# OBJECTIVE:
Pull out every line below containing the word "有教无类".

# PROVIDED RECORDS:
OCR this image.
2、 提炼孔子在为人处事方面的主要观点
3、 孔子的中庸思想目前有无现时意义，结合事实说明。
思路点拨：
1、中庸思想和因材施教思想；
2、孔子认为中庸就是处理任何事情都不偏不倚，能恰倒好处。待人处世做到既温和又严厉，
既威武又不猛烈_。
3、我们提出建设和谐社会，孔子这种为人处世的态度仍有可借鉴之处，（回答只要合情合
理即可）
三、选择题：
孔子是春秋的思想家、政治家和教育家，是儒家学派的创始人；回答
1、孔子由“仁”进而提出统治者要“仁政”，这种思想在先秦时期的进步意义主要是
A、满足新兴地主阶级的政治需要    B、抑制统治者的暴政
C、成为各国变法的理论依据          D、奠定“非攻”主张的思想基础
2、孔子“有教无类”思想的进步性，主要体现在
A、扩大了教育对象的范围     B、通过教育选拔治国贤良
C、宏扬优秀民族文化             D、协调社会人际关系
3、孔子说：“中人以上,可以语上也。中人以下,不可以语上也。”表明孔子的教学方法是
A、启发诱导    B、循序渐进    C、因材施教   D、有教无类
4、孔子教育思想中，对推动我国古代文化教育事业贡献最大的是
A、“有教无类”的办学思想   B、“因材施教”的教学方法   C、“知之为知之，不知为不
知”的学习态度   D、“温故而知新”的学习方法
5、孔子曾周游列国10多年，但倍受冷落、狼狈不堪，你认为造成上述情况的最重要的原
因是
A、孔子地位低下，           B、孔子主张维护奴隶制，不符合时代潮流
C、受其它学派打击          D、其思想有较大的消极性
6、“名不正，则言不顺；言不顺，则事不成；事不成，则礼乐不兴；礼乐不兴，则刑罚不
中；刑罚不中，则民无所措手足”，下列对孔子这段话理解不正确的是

# PROBLEM SOLUTION:
2、孔子“有教无类”思想的进步性，主要体现在
A、启发诱导    B、循序渐进    C、因材施教   D、有教无类
A、“有教无类”的办学思想   B、“因材施教”的教学方法   C、“知之为知之，不知为不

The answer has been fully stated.